## ENTRIES PROVIDED
● ● ●
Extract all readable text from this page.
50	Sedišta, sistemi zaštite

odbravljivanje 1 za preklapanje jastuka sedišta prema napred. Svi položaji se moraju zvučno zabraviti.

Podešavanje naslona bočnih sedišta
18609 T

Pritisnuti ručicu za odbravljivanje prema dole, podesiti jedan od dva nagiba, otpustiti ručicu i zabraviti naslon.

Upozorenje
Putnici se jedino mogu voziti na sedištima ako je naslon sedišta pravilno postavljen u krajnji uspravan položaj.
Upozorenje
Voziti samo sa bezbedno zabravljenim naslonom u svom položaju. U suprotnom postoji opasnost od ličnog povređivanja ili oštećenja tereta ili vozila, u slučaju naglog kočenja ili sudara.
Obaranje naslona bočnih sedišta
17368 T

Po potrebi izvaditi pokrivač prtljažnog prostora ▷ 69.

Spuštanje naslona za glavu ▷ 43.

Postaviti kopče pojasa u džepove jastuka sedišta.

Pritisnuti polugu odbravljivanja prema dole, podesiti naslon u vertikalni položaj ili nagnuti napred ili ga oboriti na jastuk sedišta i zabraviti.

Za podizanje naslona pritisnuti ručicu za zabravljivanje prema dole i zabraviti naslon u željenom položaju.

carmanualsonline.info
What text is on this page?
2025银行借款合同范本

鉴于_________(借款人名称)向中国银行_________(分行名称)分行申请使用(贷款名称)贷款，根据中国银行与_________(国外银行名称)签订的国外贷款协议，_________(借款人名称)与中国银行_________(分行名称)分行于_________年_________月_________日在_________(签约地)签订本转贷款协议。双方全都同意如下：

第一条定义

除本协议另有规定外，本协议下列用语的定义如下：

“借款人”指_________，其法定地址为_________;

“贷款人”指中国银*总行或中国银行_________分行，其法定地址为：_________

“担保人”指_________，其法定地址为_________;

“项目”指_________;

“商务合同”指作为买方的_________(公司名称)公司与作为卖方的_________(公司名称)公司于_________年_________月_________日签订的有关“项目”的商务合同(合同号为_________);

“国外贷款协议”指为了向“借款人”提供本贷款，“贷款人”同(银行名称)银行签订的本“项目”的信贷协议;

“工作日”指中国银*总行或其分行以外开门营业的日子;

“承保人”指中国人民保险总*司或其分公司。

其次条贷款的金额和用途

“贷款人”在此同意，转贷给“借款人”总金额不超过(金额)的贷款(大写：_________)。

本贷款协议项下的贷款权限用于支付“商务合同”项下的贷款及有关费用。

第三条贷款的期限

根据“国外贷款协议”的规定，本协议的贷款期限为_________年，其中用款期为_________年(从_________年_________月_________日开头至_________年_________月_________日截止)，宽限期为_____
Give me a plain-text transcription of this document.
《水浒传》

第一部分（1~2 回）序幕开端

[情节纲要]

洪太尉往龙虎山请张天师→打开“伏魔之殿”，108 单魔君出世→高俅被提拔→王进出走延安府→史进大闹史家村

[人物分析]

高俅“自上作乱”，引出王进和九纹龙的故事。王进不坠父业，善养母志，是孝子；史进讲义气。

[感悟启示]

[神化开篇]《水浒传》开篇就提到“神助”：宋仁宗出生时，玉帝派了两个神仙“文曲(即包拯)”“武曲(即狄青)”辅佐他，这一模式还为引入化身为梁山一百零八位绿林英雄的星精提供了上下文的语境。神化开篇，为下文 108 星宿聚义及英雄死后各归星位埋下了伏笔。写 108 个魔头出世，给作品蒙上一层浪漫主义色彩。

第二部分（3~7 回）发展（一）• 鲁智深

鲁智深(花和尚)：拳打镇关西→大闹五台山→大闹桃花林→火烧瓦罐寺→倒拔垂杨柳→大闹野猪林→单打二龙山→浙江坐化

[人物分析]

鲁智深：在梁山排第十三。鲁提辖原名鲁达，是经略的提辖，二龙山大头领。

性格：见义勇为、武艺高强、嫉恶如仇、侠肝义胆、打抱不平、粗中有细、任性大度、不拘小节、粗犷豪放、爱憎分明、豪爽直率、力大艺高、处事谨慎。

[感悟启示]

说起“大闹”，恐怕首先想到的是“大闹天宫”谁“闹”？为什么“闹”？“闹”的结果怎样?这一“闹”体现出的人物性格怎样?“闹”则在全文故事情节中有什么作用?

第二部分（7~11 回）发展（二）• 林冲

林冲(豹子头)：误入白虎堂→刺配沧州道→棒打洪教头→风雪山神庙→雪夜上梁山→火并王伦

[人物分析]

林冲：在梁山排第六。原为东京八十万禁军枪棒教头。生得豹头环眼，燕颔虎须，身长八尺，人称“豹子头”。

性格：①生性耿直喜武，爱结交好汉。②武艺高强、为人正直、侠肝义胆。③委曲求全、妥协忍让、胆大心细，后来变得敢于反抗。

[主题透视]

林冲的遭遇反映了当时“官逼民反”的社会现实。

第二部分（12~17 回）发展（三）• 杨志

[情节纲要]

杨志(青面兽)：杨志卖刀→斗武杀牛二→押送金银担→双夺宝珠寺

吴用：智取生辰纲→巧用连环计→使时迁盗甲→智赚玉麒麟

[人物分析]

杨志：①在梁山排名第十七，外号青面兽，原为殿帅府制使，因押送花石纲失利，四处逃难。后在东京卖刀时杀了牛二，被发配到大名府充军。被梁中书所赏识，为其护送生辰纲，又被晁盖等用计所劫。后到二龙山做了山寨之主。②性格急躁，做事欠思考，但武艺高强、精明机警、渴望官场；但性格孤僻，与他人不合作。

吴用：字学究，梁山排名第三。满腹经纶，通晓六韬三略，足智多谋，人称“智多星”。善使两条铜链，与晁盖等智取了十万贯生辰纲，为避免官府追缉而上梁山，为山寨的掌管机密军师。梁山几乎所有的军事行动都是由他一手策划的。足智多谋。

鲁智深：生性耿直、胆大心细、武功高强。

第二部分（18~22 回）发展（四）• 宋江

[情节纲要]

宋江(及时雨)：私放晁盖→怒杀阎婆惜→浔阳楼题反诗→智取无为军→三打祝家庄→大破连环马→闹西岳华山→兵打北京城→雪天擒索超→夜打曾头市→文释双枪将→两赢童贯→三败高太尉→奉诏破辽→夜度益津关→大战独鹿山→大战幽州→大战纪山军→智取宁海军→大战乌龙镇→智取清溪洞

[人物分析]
● ● ●
Copy every line of the data that holds the string "dole".

## EXPECTED ANSWER
Pritisnuti ručicu za odbravljivanje prema dole, podesiti jedan od dva nagiba, otpustiti ručicu i zabraviti naslon.
Pritisnuti polugu odbravljivanja prema dole, podesiti naslon u vertikalni položaj ili nagnuti napred ili ga oboriti na jastuk sedišta i zabraviti.
Za podizanje naslona pritisnuti ručicu za zabravljivanje prema dole i zabraviti naslon u željenom položaju.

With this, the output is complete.